■ **The data**:
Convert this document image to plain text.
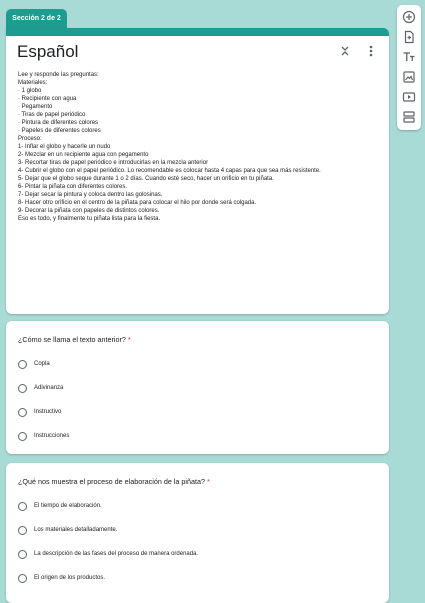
Sección 2 de 2
Español

Lee y responde las preguntas:

Materiales:

· 1 globo

· Recipiente con agua

· Pegamento

· Tiras de papel periódico

· Pintura de diferentes colores

· Papeles de diferentes colores

Proceso:

1- Inflar el globo y hacerle un nudo

2- Mezclar en un recipiente agua con pegamento

3- Recortar tiras de papel periódico e introducirlas en la mezcla anterior

4- Cubrir el globo con el papel periódico. Lo recomendable es colocar hasta 4 capas para que sea más resistente.

5- Dejar que el globo seque durante 1 o 2 días. Cuando esté seco, hacer un orificio en tu piñata.

6- Pintar la piñata con diferentes colores.

7- Dejar secar la pintura y coloca dentro las golosinas.

8- Hacer otro orificio en el centro de la piñata para colocar el hilo por donde será colgada.

9- Decorar la piñata con papeles de distintos colores.

Eso es todo, y finalmente tu piñata lista para la fiesta.

¿Cómo se llama el texto anterior? *
Copla
Adivinanza
Instructivo
Instrucciones
¿Qué nos muestra el proceso de elaboración de la piñata? *
El tiempo de elaboración.
Los materiales detalladamente.
La descripción de las fases del proceso de manera ordenada.
El origen de los productos.
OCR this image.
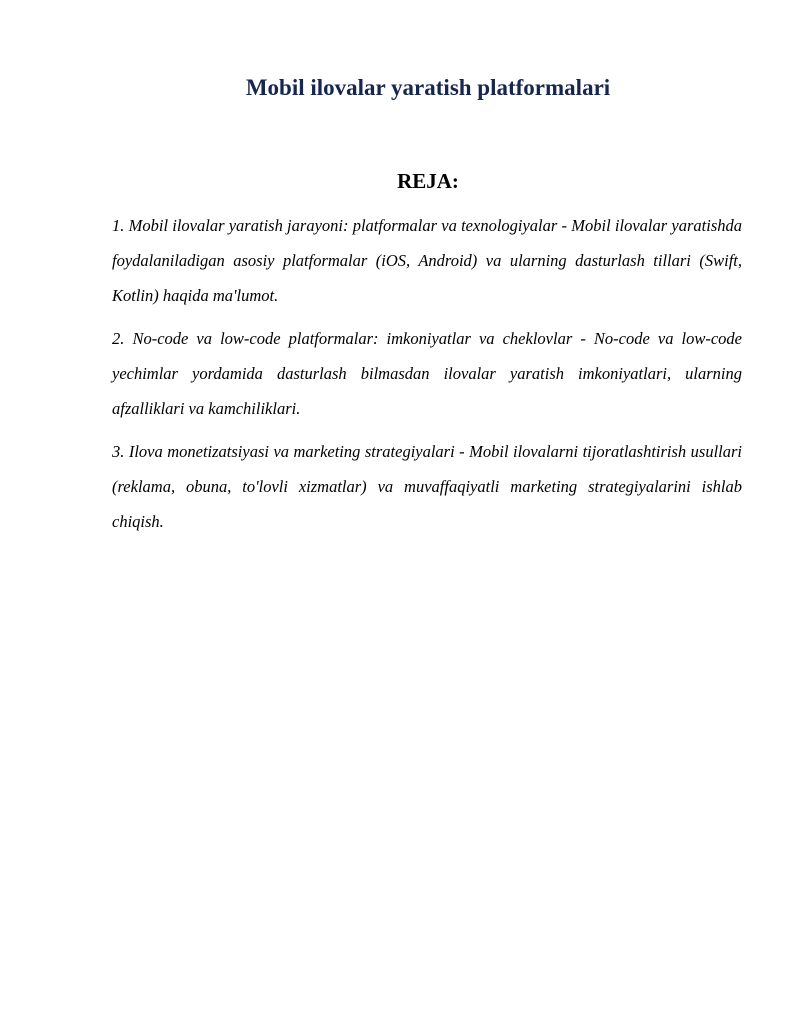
Mobil ilovalar yaratish platformalari
REJA:

1. Mobil ilovalar yaratish jarayoni: platformalar va texnologiyalar - Mobil ilovalar yaratishda foydalaniladigan asosiy platformalar (iOS, Android) va ularning dasturlash tillari (Swift, Kotlin) haqida ma'lumot.

2. No-code va low-code platformalar: imkoniyatlar va cheklovlar - No-code va low-code yechimlar yordamida dasturlash bilmasdan ilovalar yaratish imkoniyatlari, ularning afzalliklari va kamchiliklari.

3. Ilova monetizatsiyasi va marketing strategiyalari - Mobil ilovalarni tijoratlashtirish usullari (reklama, obuna, to'lovli xizmatlar) va muvaffaqiyatli marketing strategiyalarini ishlab chiqish.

■ **Exercise objective**: Lines containing the word "agua" must all be returned from the material above.

■ **Full solution**:
· Recipiente con agua
2- Mezclar en un recipiente agua con pegamento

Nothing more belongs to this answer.